Go through the records below line by line. Count the lines with "Biddulph" and give the count alone.
##### Raw data #####
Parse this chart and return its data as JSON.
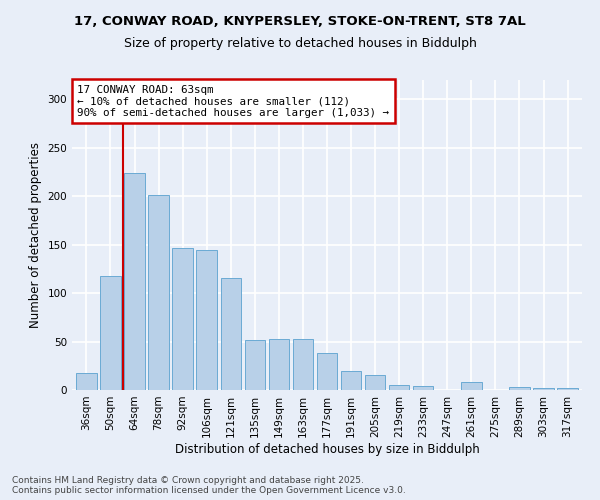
{
  "title_line1": "17, CONWAY ROAD, KNYPERSLEY, STOKE-ON-TRENT, ST8 7AL",
  "title_line2": "Size of property relative to detached houses in Biddulph",
  "xlabel": "Distribution of detached houses by size in Biddulph",
  "ylabel": "Number of detached properties",
  "categories": [
    "36sqm",
    "50sqm",
    "64sqm",
    "78sqm",
    "92sqm",
    "106sqm",
    "121sqm",
    "135sqm",
    "149sqm",
    "163sqm",
    "177sqm",
    "191sqm",
    "205sqm",
    "219sqm",
    "233sqm",
    "247sqm",
    "261sqm",
    "275sqm",
    "289sqm",
    "303sqm",
    "317sqm"
  ],
  "values": [
    18,
    118,
    224,
    201,
    147,
    145,
    116,
    52,
    53,
    53,
    38,
    20,
    16,
    5,
    4,
    0,
    8,
    0,
    3,
    2,
    2
  ],
  "bar_color": "#b8d0e8",
  "bar_edge_color": "#6aaad4",
  "vline_x": 1.5,
  "vline_color": "#cc0000",
  "annotation_text": "17 CONWAY ROAD: 63sqm\n← 10% of detached houses are smaller (112)\n90% of semi-detached houses are larger (1,033) →",
  "annotation_box_color": "#cc0000",
  "ylim": [
    0,
    320
  ],
  "yticks": [
    0,
    50,
    100,
    150,
    200,
    250,
    300
  ],
  "footer": "Contains HM Land Registry data © Crown copyright and database right 2025.\nContains public sector information licensed under the Open Government Licence v3.0.",
  "bg_color": "#e8eef8",
  "plot_bg_color": "#e8eef8",
  "title_fontsize": 9.5,
  "subtitle_fontsize": 9.0,
  "ylabel_fontsize": 8.5,
  "xlabel_fontsize": 8.5,
  "tick_fontsize": 7.5,
  "annotation_fontsize": 7.8,
  "footer_fontsize": 6.5
}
#####
» Problem solution
2